- _Entries taken from a collection_
#####

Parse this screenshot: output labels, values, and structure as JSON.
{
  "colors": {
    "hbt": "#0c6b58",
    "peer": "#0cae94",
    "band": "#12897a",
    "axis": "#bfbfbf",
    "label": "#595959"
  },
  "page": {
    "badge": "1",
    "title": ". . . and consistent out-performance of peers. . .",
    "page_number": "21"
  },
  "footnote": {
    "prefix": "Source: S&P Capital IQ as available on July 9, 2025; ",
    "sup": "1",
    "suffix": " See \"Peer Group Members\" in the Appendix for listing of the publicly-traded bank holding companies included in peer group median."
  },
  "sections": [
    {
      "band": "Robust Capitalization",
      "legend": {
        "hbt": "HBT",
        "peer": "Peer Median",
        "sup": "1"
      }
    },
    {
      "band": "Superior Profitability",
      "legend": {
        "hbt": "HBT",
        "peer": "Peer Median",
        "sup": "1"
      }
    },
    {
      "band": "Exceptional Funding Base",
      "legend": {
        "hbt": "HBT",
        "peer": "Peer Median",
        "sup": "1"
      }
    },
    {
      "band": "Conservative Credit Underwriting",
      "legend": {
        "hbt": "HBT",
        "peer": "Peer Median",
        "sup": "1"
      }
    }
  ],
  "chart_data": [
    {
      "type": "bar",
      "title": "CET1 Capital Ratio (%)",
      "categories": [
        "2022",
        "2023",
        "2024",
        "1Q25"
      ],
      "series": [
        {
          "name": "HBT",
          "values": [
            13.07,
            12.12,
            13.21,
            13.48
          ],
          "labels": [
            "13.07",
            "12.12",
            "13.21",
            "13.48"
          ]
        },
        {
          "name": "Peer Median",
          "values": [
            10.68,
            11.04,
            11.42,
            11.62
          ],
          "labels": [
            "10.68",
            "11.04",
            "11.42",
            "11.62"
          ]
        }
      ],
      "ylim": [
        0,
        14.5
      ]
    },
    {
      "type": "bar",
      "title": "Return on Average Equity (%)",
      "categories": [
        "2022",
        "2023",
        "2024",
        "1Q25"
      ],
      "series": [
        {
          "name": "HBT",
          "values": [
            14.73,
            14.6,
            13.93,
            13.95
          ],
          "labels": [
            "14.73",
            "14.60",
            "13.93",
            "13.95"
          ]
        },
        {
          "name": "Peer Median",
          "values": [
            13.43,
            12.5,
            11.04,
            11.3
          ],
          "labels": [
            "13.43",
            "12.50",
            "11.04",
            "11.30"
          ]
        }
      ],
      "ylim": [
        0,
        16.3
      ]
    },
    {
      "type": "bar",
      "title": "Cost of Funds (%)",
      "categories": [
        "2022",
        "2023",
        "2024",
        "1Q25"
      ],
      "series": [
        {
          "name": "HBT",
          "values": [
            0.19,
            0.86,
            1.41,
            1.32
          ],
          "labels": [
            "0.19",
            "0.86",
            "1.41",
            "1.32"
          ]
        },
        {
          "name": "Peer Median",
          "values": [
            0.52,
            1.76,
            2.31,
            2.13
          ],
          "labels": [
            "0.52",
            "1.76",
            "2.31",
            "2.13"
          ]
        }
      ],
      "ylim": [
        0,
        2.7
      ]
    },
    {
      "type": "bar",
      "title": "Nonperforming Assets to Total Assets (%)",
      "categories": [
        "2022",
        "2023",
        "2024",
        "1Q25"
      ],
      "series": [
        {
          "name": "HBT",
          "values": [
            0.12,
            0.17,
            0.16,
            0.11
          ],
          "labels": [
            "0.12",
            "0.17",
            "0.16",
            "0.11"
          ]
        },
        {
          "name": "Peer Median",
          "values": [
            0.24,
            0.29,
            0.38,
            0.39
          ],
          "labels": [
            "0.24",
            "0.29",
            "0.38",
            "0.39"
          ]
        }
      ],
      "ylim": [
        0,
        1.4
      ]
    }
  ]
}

#####

- _GIVEN TASK_
Write every entry out again exactly.

- _OUTPUT FOR THIS TASK_
Parse this screenshot: output labels, values, and structure as JSON.
{
  "colors": {
    "hbt": "#0c6b58",
    "peer": "#0cae94",
    "band": "#12897a",
    "axis": "#bfbfbf",
    "label": "#595959"
  },
  "page": {
    "badge": "1",
    "title": ". . . and consistent out-performance of peers. . .",
    "page_number": "21"
  },
  "footnote": {
    "prefix": "Source: S&P Capital IQ as available on July 9, 2025; ",
    "sup": "1",
    "suffix": " See \"Peer Group Members\" in the Appendix for listing of the publicly-traded bank holding companies included in peer group median."
  },
  "sections": [
    {
      "band": "Robust Capitalization",
      "legend": {
        "hbt": "HBT",
        "peer": "Peer Median",
        "sup": "1"
      }
    },
    {
      "band": "Superior Profitability",
      "legend": {
        "hbt": "HBT",
        "peer": "Peer Median",
        "sup": "1"
      }
    },
    {
      "band": "Exceptional Funding Base",
      "legend": {
        "hbt": "HBT",
        "peer": "Peer Median",
        "sup": "1"
      }
    },
    {
      "band": "Conservative Credit Underwriting",
      "legend": {
        "hbt": "HBT",
        "peer": "Peer Median",
        "sup": "1"
      }
    }
  ],
  "chart_data": [
    {
      "type": "bar",
      "title": "CET1 Capital Ratio (%)",
      "categories": [
        "2022",
        "2023",
        "2024",
        "1Q25"
      ],
      "series": [
        {
          "name": "HBT",
          "values": [
            13.07,
            12.12,
            13.21,
            13.48
          ],
          "labels": [
            "13.07",
            "12.12",
            "13.21",
            "13.48"
          ]
        },
        {
          "name": "Peer Median",
          "values": [
            10.68,
            11.04,
            11.42,
            11.62
          ],
          "labels": [
            "10.68",
            "11.04",
            "11.42",
            "11.62"
          ]
        }
      ],
      "ylim": [
        0,
        14.5
      ]
    },
    {
      "type": "bar",
      "title": "Return on Average Equity (%)",
      "categories": [
        "2022",
        "2023",
        "2024",
        "1Q25"
      ],
      "series": [
        {
          "name": "HBT",
          "values": [
            14.73,
            14.6,
            13.93,
            13.95
          ],
          "labels": [
            "14.73",
            "14.60",
            "13.93",
            "13.95"
          ]
        },
        {
          "name": "Peer Median",
          "values": [
            13.43,
            12.5,
            11.04,
            11.3
          ],
          "labels": [
            "13.43",
            "12.50",
            "11.04",
            "11.30"
          ]
        }
      ],
      "ylim": [
        0,
        16.3
      ]
    },
    {
      "type": "bar",
      "title": "Cost of Funds (%)",
      "categories": [
        "2022",
        "2023",
        "2024",
        "1Q25"
      ],
      "series": [
        {
          "name": "HBT",
          "values": [
            0.19,
            0.86,
            1.41,
            1.32
          ],
          "labels": [
            "0.19",
            "0.86",
            "1.41",
            "1.32"
          ]
        },
        {
          "name": "Peer Median",
          "values": [
            0.52,
            1.76,
            2.31,
            2.13
          ],
          "labels": [
            "0.52",
            "1.76",
            "2.31",
            "2.13"
          ]
        }
      ],
      "ylim": [
        0,
        2.7
      ]
    },
    {
      "type": "bar",
      "title": "Nonperforming Assets to Total Assets (%)",
      "categories": [
        "2022",
        "2023",
        "2024",
        "1Q25"
      ],
      "series": [
        {
          "name": "HBT",
          "values": [
            0.12,
            0.17,
            0.16,
            0.11
          ],
          "labels": [
            "0.12",
            "0.17",
            "0.16",
            "0.11"
          ]
        },
        {
          "name": "Peer Median",
          "values": [
            0.24,
            0.29,
            0.38,
            0.39
          ],
          "labels": [
            "0.24",
            "0.29",
            "0.38",
            "0.39"
          ]
        }
      ],
      "ylim": [
        0,
        1.4
      ]
    }
  ]
}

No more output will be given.